STORED ROWS:
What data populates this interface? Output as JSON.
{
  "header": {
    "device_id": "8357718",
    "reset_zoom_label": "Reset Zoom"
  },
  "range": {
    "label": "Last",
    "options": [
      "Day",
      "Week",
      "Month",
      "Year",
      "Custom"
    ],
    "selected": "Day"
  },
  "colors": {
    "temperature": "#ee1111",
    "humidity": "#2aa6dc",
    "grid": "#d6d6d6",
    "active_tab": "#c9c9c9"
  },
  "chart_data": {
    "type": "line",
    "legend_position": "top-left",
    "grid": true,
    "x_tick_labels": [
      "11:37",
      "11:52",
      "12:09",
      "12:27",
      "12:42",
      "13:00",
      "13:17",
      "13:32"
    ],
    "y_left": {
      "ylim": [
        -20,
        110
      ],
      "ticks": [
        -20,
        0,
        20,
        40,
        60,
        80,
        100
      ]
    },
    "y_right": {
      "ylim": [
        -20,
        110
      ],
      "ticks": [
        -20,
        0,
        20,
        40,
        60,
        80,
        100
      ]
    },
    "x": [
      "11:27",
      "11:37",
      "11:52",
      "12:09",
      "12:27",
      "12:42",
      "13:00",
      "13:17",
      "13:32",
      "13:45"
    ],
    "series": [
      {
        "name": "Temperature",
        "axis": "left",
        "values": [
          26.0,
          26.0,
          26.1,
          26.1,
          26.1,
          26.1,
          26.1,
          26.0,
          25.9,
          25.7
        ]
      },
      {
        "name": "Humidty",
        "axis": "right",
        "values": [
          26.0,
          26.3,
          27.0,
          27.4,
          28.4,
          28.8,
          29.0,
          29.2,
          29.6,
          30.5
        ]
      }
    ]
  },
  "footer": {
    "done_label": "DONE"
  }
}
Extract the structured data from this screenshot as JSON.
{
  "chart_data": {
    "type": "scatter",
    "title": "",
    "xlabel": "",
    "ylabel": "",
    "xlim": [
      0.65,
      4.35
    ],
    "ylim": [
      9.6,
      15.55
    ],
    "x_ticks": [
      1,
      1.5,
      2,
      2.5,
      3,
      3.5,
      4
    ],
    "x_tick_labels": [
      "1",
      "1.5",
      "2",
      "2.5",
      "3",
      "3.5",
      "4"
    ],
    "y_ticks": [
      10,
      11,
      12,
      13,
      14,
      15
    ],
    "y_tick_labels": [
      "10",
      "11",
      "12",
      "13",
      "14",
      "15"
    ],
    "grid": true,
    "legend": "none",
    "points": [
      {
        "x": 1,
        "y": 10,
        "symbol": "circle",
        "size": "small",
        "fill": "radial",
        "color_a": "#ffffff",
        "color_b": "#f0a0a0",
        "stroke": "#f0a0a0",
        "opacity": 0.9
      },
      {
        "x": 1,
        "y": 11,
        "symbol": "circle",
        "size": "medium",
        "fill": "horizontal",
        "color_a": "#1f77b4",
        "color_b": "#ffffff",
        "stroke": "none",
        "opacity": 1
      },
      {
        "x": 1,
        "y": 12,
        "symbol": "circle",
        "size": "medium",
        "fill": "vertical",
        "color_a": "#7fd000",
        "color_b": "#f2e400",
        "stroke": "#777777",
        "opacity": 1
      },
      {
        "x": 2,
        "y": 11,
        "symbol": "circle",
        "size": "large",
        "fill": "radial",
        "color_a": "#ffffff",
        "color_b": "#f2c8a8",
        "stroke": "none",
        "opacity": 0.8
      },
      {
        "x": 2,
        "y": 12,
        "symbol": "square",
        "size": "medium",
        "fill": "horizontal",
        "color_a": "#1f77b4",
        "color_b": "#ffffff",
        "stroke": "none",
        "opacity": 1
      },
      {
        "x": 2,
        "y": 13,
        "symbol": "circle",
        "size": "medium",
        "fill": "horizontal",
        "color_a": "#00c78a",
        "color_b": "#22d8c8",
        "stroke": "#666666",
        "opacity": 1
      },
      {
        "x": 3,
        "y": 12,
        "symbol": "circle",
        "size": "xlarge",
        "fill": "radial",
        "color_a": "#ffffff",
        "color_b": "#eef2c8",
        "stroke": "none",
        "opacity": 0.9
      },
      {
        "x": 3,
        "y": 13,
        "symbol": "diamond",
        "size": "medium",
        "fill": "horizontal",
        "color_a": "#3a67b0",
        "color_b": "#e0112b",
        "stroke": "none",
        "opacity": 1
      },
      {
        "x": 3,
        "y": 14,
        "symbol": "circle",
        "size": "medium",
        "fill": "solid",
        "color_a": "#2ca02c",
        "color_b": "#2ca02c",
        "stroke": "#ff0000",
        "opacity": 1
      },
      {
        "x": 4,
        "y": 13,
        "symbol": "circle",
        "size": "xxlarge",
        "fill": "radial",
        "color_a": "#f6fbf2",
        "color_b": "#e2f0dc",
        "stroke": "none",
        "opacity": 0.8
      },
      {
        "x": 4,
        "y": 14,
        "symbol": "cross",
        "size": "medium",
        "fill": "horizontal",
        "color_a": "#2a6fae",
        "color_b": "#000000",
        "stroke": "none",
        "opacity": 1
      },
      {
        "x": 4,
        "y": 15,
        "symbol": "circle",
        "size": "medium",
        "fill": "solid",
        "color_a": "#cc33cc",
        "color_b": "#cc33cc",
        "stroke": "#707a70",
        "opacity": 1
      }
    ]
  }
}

WRITTEN EXERCISE: Look through the entries above for the word "this". Copy every line where it shows up.

CORRECT OUTPUT:
What data populates this interface? Output as JSON.
Extract the structured data from this screenshot as JSON.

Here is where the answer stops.